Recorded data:
-- -- --

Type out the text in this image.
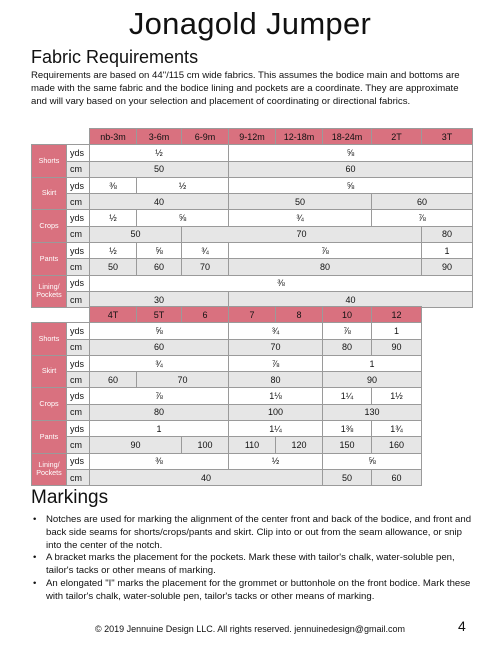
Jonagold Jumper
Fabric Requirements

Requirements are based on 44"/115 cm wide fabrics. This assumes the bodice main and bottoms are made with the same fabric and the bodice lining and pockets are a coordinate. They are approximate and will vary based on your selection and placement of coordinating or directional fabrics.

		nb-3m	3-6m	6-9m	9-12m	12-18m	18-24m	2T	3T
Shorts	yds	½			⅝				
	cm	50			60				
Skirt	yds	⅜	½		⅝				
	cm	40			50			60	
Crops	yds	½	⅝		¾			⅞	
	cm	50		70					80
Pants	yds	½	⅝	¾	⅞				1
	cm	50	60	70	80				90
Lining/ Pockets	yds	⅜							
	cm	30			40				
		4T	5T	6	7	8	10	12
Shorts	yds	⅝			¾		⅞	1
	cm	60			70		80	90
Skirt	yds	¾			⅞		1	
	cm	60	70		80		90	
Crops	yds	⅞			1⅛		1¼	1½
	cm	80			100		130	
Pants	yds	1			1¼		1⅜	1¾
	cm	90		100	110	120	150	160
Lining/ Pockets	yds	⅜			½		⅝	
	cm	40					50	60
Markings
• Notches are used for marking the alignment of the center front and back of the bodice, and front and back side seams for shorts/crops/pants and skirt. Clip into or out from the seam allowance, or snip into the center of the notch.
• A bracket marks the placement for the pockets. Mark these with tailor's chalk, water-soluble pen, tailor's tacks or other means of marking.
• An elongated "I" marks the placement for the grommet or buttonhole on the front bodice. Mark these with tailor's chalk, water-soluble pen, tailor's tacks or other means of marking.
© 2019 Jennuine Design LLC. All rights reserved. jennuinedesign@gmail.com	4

-- -- --

> [Work to be completed]:
Restate the listing above word for word, and skip the pictures.

> [Correct output]:
Type out the text in this image.
Jonagold Jumper
Fabric Requirements

Requirements are based on 44"/115 cm wide fabrics. This assumes the bodice main and bottoms are made with the same fabric and the bodice lining and pockets are a coordinate. They are approximate and will vary based on your selection and placement of coordinating or directional fabrics.

		nb-3m	3-6m	6-9m	9-12m	12-18m	18-24m	2T	3T
Shorts	yds	½			⅝				
	cm	50			60				
Skirt	yds	⅜	½		⅝				
	cm	40			50			60	
Crops	yds	½	⅝		¾			⅞	
	cm	50		70					80
Pants	yds	½	⅝	¾	⅞				1
	cm	50	60	70	80				90
Lining/ Pockets	yds	⅜							
	cm	30			40				
		4T	5T	6	7	8	10	12
Shorts	yds	⅝			¾		⅞	1
	cm	60			70		80	90
Skirt	yds	¾			⅞		1	
	cm	60	70		80		90	
Crops	yds	⅞			1⅛		1¼	1½
	cm	80			100		130	
Pants	yds	1			1¼		1⅜	1¾
	cm	90		100	110	120	150	160
Lining/ Pockets	yds	⅜			½		⅝	
	cm	40					50	60
Markings
• Notches are used for marking the alignment of the center front and back of the bodice, and front and back side seams for shorts/crops/pants and skirt. Clip into or out from the seam allowance, or snip into the center of the notch.
• A bracket marks the placement for the pockets. Mark these with tailor's chalk, water-soluble pen, tailor's tacks or other means of marking.
• An elongated "I" marks the placement for the grommet or buttonhole on the front bodice. Mark these with tailor's chalk, water-soluble pen, tailor's tacks or other means of marking.
© 2019 Jennuine Design LLC. All rights reserved. jennuinedesign@gmail.com	4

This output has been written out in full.